Write out all the data again, exactly as it stands.

====== Available records

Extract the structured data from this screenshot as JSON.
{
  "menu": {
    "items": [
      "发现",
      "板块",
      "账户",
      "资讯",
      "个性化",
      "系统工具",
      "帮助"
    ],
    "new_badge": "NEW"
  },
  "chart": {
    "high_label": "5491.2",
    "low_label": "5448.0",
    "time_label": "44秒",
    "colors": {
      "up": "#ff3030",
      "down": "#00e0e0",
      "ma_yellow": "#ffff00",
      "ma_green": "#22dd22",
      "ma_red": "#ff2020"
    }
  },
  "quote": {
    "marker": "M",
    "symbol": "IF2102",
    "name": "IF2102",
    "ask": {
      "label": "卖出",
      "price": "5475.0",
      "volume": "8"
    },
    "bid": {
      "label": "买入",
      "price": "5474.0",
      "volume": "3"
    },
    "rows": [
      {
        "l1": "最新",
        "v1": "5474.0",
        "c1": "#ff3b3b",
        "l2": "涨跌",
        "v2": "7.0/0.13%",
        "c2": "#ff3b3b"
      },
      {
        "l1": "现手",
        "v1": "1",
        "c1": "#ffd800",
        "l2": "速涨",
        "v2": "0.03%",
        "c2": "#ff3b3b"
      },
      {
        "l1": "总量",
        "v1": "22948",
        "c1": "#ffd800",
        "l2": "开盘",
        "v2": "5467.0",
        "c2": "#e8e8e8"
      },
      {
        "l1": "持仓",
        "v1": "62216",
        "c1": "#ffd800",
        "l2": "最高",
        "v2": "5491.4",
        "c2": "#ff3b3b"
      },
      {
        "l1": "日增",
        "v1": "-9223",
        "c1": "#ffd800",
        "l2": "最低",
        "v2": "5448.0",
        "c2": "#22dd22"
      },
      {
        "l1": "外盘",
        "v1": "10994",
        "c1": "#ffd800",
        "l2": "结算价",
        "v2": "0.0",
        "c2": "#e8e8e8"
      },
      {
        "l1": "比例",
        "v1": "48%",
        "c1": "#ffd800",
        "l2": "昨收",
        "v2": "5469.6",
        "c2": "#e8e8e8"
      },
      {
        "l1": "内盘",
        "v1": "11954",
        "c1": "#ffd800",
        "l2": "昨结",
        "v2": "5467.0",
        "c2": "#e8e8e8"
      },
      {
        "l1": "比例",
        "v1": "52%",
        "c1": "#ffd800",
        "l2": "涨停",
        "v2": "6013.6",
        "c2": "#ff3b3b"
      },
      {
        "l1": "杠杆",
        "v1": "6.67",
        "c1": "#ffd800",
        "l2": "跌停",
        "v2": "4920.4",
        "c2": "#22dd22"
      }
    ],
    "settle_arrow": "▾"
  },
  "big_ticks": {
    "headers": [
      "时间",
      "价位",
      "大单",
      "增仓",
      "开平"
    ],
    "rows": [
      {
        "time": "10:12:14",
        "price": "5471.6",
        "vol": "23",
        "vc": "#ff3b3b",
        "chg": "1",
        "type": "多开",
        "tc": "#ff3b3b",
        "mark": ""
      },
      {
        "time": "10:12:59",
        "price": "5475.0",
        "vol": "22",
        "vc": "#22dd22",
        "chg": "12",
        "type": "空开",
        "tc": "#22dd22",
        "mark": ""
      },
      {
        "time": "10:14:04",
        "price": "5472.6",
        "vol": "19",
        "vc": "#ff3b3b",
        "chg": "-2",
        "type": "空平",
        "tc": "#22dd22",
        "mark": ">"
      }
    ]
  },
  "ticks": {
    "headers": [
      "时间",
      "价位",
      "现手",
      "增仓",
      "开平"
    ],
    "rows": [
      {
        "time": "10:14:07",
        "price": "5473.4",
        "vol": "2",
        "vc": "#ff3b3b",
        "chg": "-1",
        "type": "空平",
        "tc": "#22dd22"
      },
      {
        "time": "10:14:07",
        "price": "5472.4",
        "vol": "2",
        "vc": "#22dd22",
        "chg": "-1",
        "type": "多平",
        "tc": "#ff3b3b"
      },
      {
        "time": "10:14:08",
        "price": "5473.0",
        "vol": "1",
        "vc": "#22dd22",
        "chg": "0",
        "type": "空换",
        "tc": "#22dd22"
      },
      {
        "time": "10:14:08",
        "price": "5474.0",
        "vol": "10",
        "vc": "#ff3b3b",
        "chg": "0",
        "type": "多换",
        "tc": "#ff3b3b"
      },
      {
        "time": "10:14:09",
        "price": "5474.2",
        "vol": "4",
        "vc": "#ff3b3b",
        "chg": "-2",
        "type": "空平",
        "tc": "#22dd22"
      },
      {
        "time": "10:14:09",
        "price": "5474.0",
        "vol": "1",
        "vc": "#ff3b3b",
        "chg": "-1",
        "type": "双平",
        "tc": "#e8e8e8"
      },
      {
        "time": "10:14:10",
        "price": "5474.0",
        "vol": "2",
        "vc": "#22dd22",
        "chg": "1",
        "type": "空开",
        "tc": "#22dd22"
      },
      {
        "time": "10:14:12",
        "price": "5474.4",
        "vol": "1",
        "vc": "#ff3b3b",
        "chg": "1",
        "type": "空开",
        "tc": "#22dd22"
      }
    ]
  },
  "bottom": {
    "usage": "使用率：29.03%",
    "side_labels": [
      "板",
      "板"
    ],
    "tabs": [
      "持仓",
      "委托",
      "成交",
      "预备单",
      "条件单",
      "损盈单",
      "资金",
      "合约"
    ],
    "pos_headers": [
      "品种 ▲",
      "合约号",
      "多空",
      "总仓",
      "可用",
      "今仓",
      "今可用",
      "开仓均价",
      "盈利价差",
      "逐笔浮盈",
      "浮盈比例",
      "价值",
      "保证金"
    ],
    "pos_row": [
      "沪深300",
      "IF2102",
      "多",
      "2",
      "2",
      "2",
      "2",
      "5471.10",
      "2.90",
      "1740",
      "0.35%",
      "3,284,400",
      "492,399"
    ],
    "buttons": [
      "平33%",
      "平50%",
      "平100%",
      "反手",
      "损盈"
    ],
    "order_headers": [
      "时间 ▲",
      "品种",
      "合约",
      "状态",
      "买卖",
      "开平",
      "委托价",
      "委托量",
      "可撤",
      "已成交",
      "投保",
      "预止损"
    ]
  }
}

============

The result:
Extract the structured data from this screenshot as JSON.
{
  "menu": {
    "items": [
      "发现",
      "板块",
      "账户",
      "资讯",
      "个性化",
      "系统工具",
      "帮助"
    ],
    "new_badge": "NEW"
  },
  "chart": {
    "high_label": "5491.2",
    "low_label": "5448.0",
    "time_label": "44秒",
    "colors": {
      "up": "#ff3030",
      "down": "#00e0e0",
      "ma_yellow": "#ffff00",
      "ma_green": "#22dd22",
      "ma_red": "#ff2020"
    }
  },
  "quote": {
    "marker": "M",
    "symbol": "IF2102",
    "name": "IF2102",
    "ask": {
      "label": "卖出",
      "price": "5475.0",
      "volume": "8"
    },
    "bid": {
      "label": "买入",
      "price": "5474.0",
      "volume": "3"
    },
    "rows": [
      {
        "l1": "最新",
        "v1": "5474.0",
        "c1": "#ff3b3b",
        "l2": "涨跌",
        "v2": "7.0/0.13%",
        "c2": "#ff3b3b"
      },
      {
        "l1": "现手",
        "v1": "1",
        "c1": "#ffd800",
        "l2": "速涨",
        "v2": "0.03%",
        "c2": "#ff3b3b"
      },
      {
        "l1": "总量",
        "v1": "22948",
        "c1": "#ffd800",
        "l2": "开盘",
        "v2": "5467.0",
        "c2": "#e8e8e8"
      },
      {
        "l1": "持仓",
        "v1": "62216",
        "c1": "#ffd800",
        "l2": "最高",
        "v2": "5491.4",
        "c2": "#ff3b3b"
      },
      {
        "l1": "日增",
        "v1": "-9223",
        "c1": "#ffd800",
        "l2": "最低",
        "v2": "5448.0",
        "c2": "#22dd22"
      },
      {
        "l1": "外盘",
        "v1": "10994",
        "c1": "#ffd800",
        "l2": "结算价",
        "v2": "0.0",
        "c2": "#e8e8e8"
      },
      {
        "l1": "比例",
        "v1": "48%",
        "c1": "#ffd800",
        "l2": "昨收",
        "v2": "5469.6",
        "c2": "#e8e8e8"
      },
      {
        "l1": "内盘",
        "v1": "11954",
        "c1": "#ffd800",
        "l2": "昨结",
        "v2": "5467.0",
        "c2": "#e8e8e8"
      },
      {
        "l1": "比例",
        "v1": "52%",
        "c1": "#ffd800",
        "l2": "涨停",
        "v2": "6013.6",
        "c2": "#ff3b3b"
      },
      {
        "l1": "杠杆",
        "v1": "6.67",
        "c1": "#ffd800",
        "l2": "跌停",
        "v2": "4920.4",
        "c2": "#22dd22"
      }
    ],
    "settle_arrow": "▾"
  },
  "big_ticks": {
    "headers": [
      "时间",
      "价位",
      "大单",
      "增仓",
      "开平"
    ],
    "rows": [
      {
        "time": "10:12:14",
        "price": "5471.6",
        "vol": "23",
        "vc": "#ff3b3b",
        "chg": "1",
        "type": "多开",
        "tc": "#ff3b3b",
        "mark": ""
      },
      {
        "time": "10:12:59",
        "price": "5475.0",
        "vol": "22",
        "vc": "#22dd22",
        "chg": "12",
        "type": "空开",
        "tc": "#22dd22",
        "mark": ""
      },
      {
        "time": "10:14:04",
        "price": "5472.6",
        "vol": "19",
        "vc": "#ff3b3b",
        "chg": "-2",
        "type": "空平",
        "tc": "#22dd22",
        "mark": ">"
      }
    ]
  },
  "ticks": {
    "headers": [
      "时间",
      "价位",
      "现手",
      "增仓",
      "开平"
    ],
    "rows": [
      {
        "time": "10:14:07",
        "price": "5473.4",
        "vol": "2",
        "vc": "#ff3b3b",
        "chg": "-1",
        "type": "空平",
        "tc": "#22dd22"
      },
      {
        "time": "10:14:07",
        "price": "5472.4",
        "vol": "2",
        "vc": "#22dd22",
        "chg": "-1",
        "type": "多平",
        "tc": "#ff3b3b"
      },
      {
        "time": "10:14:08",
        "price": "5473.0",
        "vol": "1",
        "vc": "#22dd22",
        "chg": "0",
        "type": "空换",
        "tc": "#22dd22"
      },
      {
        "time": "10:14:08",
        "price": "5474.0",
        "vol": "10",
        "vc": "#ff3b3b",
        "chg": "0",
        "type": "多换",
        "tc": "#ff3b3b"
      },
      {
        "time": "10:14:09",
        "price": "5474.2",
        "vol": "4",
        "vc": "#ff3b3b",
        "chg": "-2",
        "type": "空平",
        "tc": "#22dd22"
      },
      {
        "time": "10:14:09",
        "price": "5474.0",
        "vol": "1",
        "vc": "#ff3b3b",
        "chg": "-1",
        "type": "双平",
        "tc": "#e8e8e8"
      },
      {
        "time": "10:14:10",
        "price": "5474.0",
        "vol": "2",
        "vc": "#22dd22",
        "chg": "1",
        "type": "空开",
        "tc": "#22dd22"
      },
      {
        "time": "10:14:12",
        "price": "5474.4",
        "vol": "1",
        "vc": "#ff3b3b",
        "chg": "1",
        "type": "空开",
        "tc": "#22dd22"
      }
    ]
  },
  "bottom": {
    "usage": "使用率：29.03%",
    "side_labels": [
      "板",
      "板"
    ],
    "tabs": [
      "持仓",
      "委托",
      "成交",
      "预备单",
      "条件单",
      "损盈单",
      "资金",
      "合约"
    ],
    "pos_headers": [
      "品种 ▲",
      "合约号",
      "多空",
      "总仓",
      "可用",
      "今仓",
      "今可用",
      "开仓均价",
      "盈利价差",
      "逐笔浮盈",
      "浮盈比例",
      "价值",
      "保证金"
    ],
    "pos_row": [
      "沪深300",
      "IF2102",
      "多",
      "2",
      "2",
      "2",
      "2",
      "5471.10",
      "2.90",
      "1740",
      "0.35%",
      "3,284,400",
      "492,399"
    ],
    "buttons": [
      "平33%",
      "平50%",
      "平100%",
      "反手",
      "损盈"
    ],
    "order_headers": [
      "时间 ▲",
      "品种",
      "合约",
      "状态",
      "买卖",
      "开平",
      "委托价",
      "委托量",
      "可撤",
      "已成交",
      "投保",
      "预止损"
    ]
  }
}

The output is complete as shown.